» Supplied information
#####

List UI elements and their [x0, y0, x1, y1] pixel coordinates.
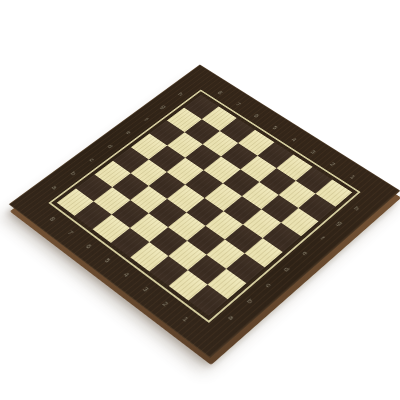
coord-file-e-far-left: e — [125, 129, 132, 134]
coord-rank-4-far-right: 4 — [290, 136, 297, 141]
coord-rank-6-far-right: 6 — [253, 112, 260, 117]
coord-file-h-near-right: h — [353, 205, 361, 211]
coord-file-a-near-right: a — [227, 313, 235, 320]
coord-rank-3-far-right: 3 — [309, 148, 316, 153]
coord-file-c-near-right: c — [265, 281, 273, 287]
coord-file-e-near-right: e — [301, 250, 309, 256]
coord-file-d-far-left: d — [107, 143, 114, 148]
coord-rank-3-near-left: 3 — [142, 285, 150, 291]
coord-rank-1-near-left: 1 — [181, 315, 189, 322]
coord-rank-5-far-right: 5 — [271, 124, 278, 129]
coord-rank-7-near-left: 7 — [67, 229, 75, 235]
coord-file-d-near-right: d — [283, 265, 291, 271]
coord-rank-2-near-left: 2 — [161, 300, 169, 307]
coord-file-b-near-right: b — [246, 297, 254, 304]
coord-rank-6-near-left: 6 — [85, 242, 93, 248]
coord-rank-8-far-right: 8 — [217, 89, 224, 94]
coord-file-f-near-right: f — [319, 235, 325, 240]
coord-rank-2-far-right: 2 — [329, 161, 336, 167]
coord-file-f-far-left: f — [143, 117, 149, 121]
coord-rank-1-far-right: 1 — [349, 173, 356, 179]
coord-rank-4-near-left: 4 — [122, 271, 130, 277]
coord-file-h-far-left: h — [177, 91, 184, 96]
coord-file-c-far-left: c — [88, 156, 95, 161]
coord-file-b-far-left: b — [70, 170, 78, 176]
coord-file-a-far-left: a — [51, 184, 59, 190]
coord-rank-7-far-right: 7 — [235, 101, 242, 106]
chess-board: aa11bb22cc33dd44ee55ff66gg77hh88 — [8, 64, 399, 358]
board-squares — [56, 94, 351, 315]
coord-rank-8-near-left: 8 — [49, 215, 57, 221]
coord-rank-5-near-left: 5 — [103, 256, 111, 262]
coord-file-g-near-right: g — [336, 219, 344, 225]
product-photo: aa11bb22cc33dd44ee55ff66gg77hh88 — [0, 0, 400, 400]
coord-file-g-far-left: g — [160, 103, 167, 108]
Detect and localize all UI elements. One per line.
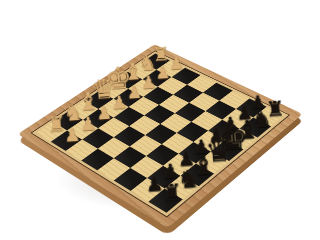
- chess-set-photo: ♜♞♝♛♚♝♞♜♟♟♟♟♟♟♟♟♟♟♟♟♟♟♟♟♜♞♝♛♚♝♞♜: [0, 0, 320, 240]
- chess-board: ♜♞♝♛♚♝♞♜♟♟♟♟♟♟♟♟♟♟♟♟♟♟♟♟♜♞♝♛♚♝♞♜: [18, 44, 303, 228]
- scene-3d: ♜♞♝♛♚♝♞♜♟♟♟♟♟♟♟♟♟♟♟♟♟♟♟♟♜♞♝♛♚♝♞♜: [0, 0, 320, 240]
- black-rook-h8: ♜: [256, 98, 296, 122]
- square-b3: [82, 128, 113, 148]
- board-grid: ♜♞♝♛♚♝♞♜♟♟♟♟♟♟♟♟♟♟♟♟♟♟♟♟♜♞♝♛♚♝♞♜: [36, 53, 284, 212]
- board-pinstripe-border: ♜♞♝♛♚♝♞♜♟♟♟♟♟♟♟♟♟♟♟♟♟♟♟♟♜♞♝♛♚♝♞♜: [30, 51, 290, 218]
- board-frame: ♜♞♝♛♚♝♞♜♟♟♟♟♟♟♟♟♟♟♟♟♟♟♟♟♜♞♝♛♚♝♞♜: [18, 44, 303, 228]
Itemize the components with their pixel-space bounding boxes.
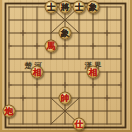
piece-red-elephant-left[interactable]: 相: [31, 66, 44, 79]
piece-black-elephant-center[interactable]: 象: [59, 27, 72, 40]
piece-red-cannon[interactable]: 炮: [3, 105, 16, 118]
piece-black-general[interactable]: 將: [59, 1, 72, 14]
board-grid: [0, 0, 132, 132]
piece-black-advisor-left[interactable]: 士: [45, 1, 58, 14]
piece-red-general[interactable]: 帥: [59, 92, 72, 105]
piece-black-elephant-right[interactable]: 象: [87, 1, 100, 14]
piece-black-advisor-right[interactable]: 士: [73, 1, 86, 14]
piece-red-elephant-right[interactable]: 相: [87, 66, 100, 79]
piece-red-advisor[interactable]: 仕: [73, 118, 86, 131]
piece-red-horse[interactable]: 馬: [45, 40, 58, 53]
xiangqi-board: 楚河 漢界 士將士象象馬相相帥炮仕: [0, 0, 132, 132]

#####

» To be done
Reproduce every line of the listing above, leaving out the pictures.

» The output
List UI elements and their [x0, y0, x1, y1] pixel coordinates.
coord-file-e-far-left: e — [125, 129, 132, 134]
coord-rank-4-far-right: 4 — [290, 136, 297, 141]
coord-rank-6-far-right: 6 — [253, 112, 260, 117]
coord-file-h-near-right: h — [353, 205, 361, 211]
coord-file-a-near-right: a — [227, 313, 235, 320]
coord-rank-3-far-right: 3 — [309, 148, 316, 153]
coord-file-c-near-right: c — [265, 281, 273, 287]
coord-file-e-near-right: e — [301, 250, 309, 256]
coord-file-d-far-left: d — [107, 143, 114, 148]
coord-rank-3-near-left: 3 — [142, 285, 150, 291]
coord-rank-1-near-left: 1 — [181, 315, 189, 322]
coord-rank-5-far-right: 5 — [271, 124, 278, 129]
coord-rank-7-near-left: 7 — [67, 229, 75, 235]
coord-file-d-near-right: d — [283, 265, 291, 271]
coord-rank-2-near-left: 2 — [161, 300, 169, 307]
coord-file-b-near-right: b — [246, 297, 254, 304]
coord-rank-6-near-left: 6 — [85, 242, 93, 248]
coord-rank-8-far-right: 8 — [217, 89, 224, 94]
coord-file-f-near-right: f — [319, 235, 325, 240]
coord-rank-2-far-right: 2 — [329, 161, 336, 167]
coord-file-f-far-left: f — [143, 117, 149, 121]
coord-rank-1-far-right: 1 — [349, 173, 356, 179]
coord-rank-4-near-left: 4 — [122, 271, 130, 277]
coord-file-h-far-left: h — [177, 91, 184, 96]
coord-file-c-far-left: c — [88, 156, 95, 161]
coord-file-b-far-left: b — [70, 170, 78, 176]
coord-file-a-far-left: a — [51, 184, 59, 190]
coord-rank-7-far-right: 7 — [235, 101, 242, 106]
chess-board: aa11bb22cc33dd44ee55ff66gg77hh88 — [8, 64, 399, 358]
board-squares — [56, 94, 351, 315]
coord-rank-8-near-left: 8 — [49, 215, 57, 221]
coord-rank-5-near-left: 5 — [103, 256, 111, 262]
coord-file-g-near-right: g — [336, 219, 344, 225]
product-photo: aa11bb22cc33dd44ee55ff66gg77hh88 — [0, 0, 400, 400]
coord-file-g-far-left: g — [160, 103, 167, 108]
Detect and localize all UI elements. One per line.
- chess-set-photo: ♜♞♝♛♚♝♞♜♟♟♟♟♟♟♟♟♟♟♟♟♟♟♟♟♜♞♝♛♚♝♞♜: [0, 0, 320, 240]
- chess-board: ♜♞♝♛♚♝♞♜♟♟♟♟♟♟♟♟♟♟♟♟♟♟♟♟♜♞♝♛♚♝♞♜: [18, 44, 303, 228]
- scene-3d: ♜♞♝♛♚♝♞♜♟♟♟♟♟♟♟♟♟♟♟♟♟♟♟♟♜♞♝♛♚♝♞♜: [0, 0, 320, 240]
- black-rook-h8: ♜: [256, 98, 296, 122]
- square-b3: [82, 128, 113, 148]
- board-grid: ♜♞♝♛♚♝♞♜♟♟♟♟♟♟♟♟♟♟♟♟♟♟♟♟♜♞♝♛♚♝♞♜: [36, 53, 284, 212]
- board-pinstripe-border: ♜♞♝♛♚♝♞♜♟♟♟♟♟♟♟♟♟♟♟♟♟♟♟♟♜♞♝♛♚♝♞♜: [30, 51, 290, 218]
- board-frame: ♜♞♝♛♚♝♞♜♟♟♟♟♟♟♟♟♟♟♟♟♟♟♟♟♜♞♝♛♚♝♞♜: [18, 44, 303, 228]
Itemize the components with their pixel-space bounding boxes.
piece-red-elephant-left[interactable]: 相: [31, 66, 44, 79]
piece-black-elephant-center[interactable]: 象: [59, 27, 72, 40]
piece-red-cannon[interactable]: 炮: [3, 105, 16, 118]
piece-black-general[interactable]: 將: [59, 1, 72, 14]
board-grid: [0, 0, 132, 132]
piece-black-advisor-left[interactable]: 士: [45, 1, 58, 14]
piece-red-general[interactable]: 帥: [59, 92, 72, 105]
piece-black-elephant-right[interactable]: 象: [87, 1, 100, 14]
piece-black-advisor-right[interactable]: 士: [73, 1, 86, 14]
piece-red-elephant-right[interactable]: 相: [87, 66, 100, 79]
piece-red-advisor[interactable]: 仕: [73, 118, 86, 131]
piece-red-horse[interactable]: 馬: [45, 40, 58, 53]
xiangqi-board: 楚河 漢界 士將士象象馬相相帥炮仕: [0, 0, 132, 132]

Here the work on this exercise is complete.